▶ TASK DESCRIPTION: Output each line of the material exactly as it stands.

**** DATASET CONTENT ****

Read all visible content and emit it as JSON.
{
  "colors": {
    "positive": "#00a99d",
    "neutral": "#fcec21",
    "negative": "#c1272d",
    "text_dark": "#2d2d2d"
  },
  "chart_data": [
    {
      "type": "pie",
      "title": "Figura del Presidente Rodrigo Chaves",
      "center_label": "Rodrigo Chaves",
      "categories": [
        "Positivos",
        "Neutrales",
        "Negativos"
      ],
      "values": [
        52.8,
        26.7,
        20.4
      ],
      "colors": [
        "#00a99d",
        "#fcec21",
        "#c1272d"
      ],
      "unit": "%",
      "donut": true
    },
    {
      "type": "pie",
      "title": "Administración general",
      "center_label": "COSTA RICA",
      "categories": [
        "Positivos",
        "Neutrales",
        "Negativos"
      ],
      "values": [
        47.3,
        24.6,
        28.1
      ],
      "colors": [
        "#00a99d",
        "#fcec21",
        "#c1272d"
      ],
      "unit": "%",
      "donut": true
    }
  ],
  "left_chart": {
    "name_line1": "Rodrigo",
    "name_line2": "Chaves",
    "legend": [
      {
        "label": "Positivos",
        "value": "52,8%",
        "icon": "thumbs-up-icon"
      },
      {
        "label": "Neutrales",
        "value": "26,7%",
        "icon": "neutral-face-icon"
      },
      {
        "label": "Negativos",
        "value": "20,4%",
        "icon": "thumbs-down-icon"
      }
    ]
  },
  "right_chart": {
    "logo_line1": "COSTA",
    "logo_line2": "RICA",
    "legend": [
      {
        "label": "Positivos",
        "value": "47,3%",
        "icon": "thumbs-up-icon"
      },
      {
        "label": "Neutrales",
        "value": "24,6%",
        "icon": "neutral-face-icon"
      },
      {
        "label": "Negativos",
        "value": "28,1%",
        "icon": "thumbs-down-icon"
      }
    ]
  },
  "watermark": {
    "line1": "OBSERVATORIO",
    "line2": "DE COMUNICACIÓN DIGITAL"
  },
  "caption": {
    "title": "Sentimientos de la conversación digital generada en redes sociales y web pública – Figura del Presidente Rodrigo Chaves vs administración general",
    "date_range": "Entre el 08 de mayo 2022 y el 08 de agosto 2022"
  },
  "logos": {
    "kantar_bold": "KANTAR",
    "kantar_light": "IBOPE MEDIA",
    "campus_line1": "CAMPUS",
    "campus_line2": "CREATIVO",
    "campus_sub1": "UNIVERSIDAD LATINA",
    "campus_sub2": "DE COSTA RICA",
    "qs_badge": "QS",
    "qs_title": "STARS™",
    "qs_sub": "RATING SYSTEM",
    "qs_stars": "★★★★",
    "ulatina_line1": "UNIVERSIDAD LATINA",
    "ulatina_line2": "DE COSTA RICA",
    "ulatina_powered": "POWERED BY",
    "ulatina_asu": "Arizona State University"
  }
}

****

▶ EXERCISE ANSWER:
Read all visible content and emit it as JSON.
{
  "colors": {
    "positive": "#00a99d",
    "neutral": "#fcec21",
    "negative": "#c1272d",
    "text_dark": "#2d2d2d"
  },
  "chart_data": [
    {
      "type": "pie",
      "title": "Figura del Presidente Rodrigo Chaves",
      "center_label": "Rodrigo Chaves",
      "categories": [
        "Positivos",
        "Neutrales",
        "Negativos"
      ],
      "values": [
        52.8,
        26.7,
        20.4
      ],
      "colors": [
        "#00a99d",
        "#fcec21",
        "#c1272d"
      ],
      "unit": "%",
      "donut": true
    },
    {
      "type": "pie",
      "title": "Administración general",
      "center_label": "COSTA RICA",
      "categories": [
        "Positivos",
        "Neutrales",
        "Negativos"
      ],
      "values": [
        47.3,
        24.6,
        28.1
      ],
      "colors": [
        "#00a99d",
        "#fcec21",
        "#c1272d"
      ],
      "unit": "%",
      "donut": true
    }
  ],
  "left_chart": {
    "name_line1": "Rodrigo",
    "name_line2": "Chaves",
    "legend": [
      {
        "label": "Positivos",
        "value": "52,8%",
        "icon": "thumbs-up-icon"
      },
      {
        "label": "Neutrales",
        "value": "26,7%",
        "icon": "neutral-face-icon"
      },
      {
        "label": "Negativos",
        "value": "20,4%",
        "icon": "thumbs-down-icon"
      }
    ]
  },
  "right_chart": {
    "logo_line1": "COSTA",
    "logo_line2": "RICA",
    "legend": [
      {
        "label": "Positivos",
        "value": "47,3%",
        "icon": "thumbs-up-icon"
      },
      {
        "label": "Neutrales",
        "value": "24,6%",
        "icon": "neutral-face-icon"
      },
      {
        "label": "Negativos",
        "value": "28,1%",
        "icon": "thumbs-down-icon"
      }
    ]
  },
  "watermark": {
    "line1": "OBSERVATORIO",
    "line2": "DE COMUNICACIÓN DIGITAL"
  },
  "caption": {
    "title": "Sentimientos de la conversación digital generada en redes sociales y web pública – Figura del Presidente Rodrigo Chaves vs administración general",
    "date_range": "Entre el 08 de mayo 2022 y el 08 de agosto 2022"
  },
  "logos": {
    "kantar_bold": "KANTAR",
    "kantar_light": "IBOPE MEDIA",
    "campus_line1": "CAMPUS",
    "campus_line2": "CREATIVO",
    "campus_sub1": "UNIVERSIDAD LATINA",
    "campus_sub2": "DE COSTA RICA",
    "qs_badge": "QS",
    "qs_title": "STARS™",
    "qs_sub": "RATING SYSTEM",
    "qs_stars": "★★★★",
    "ulatina_line1": "UNIVERSIDAD LATINA",
    "ulatina_line2": "DE COSTA RICA",
    "ulatina_powered": "POWERED BY",
    "ulatina_asu": "Arizona State University"
  }
}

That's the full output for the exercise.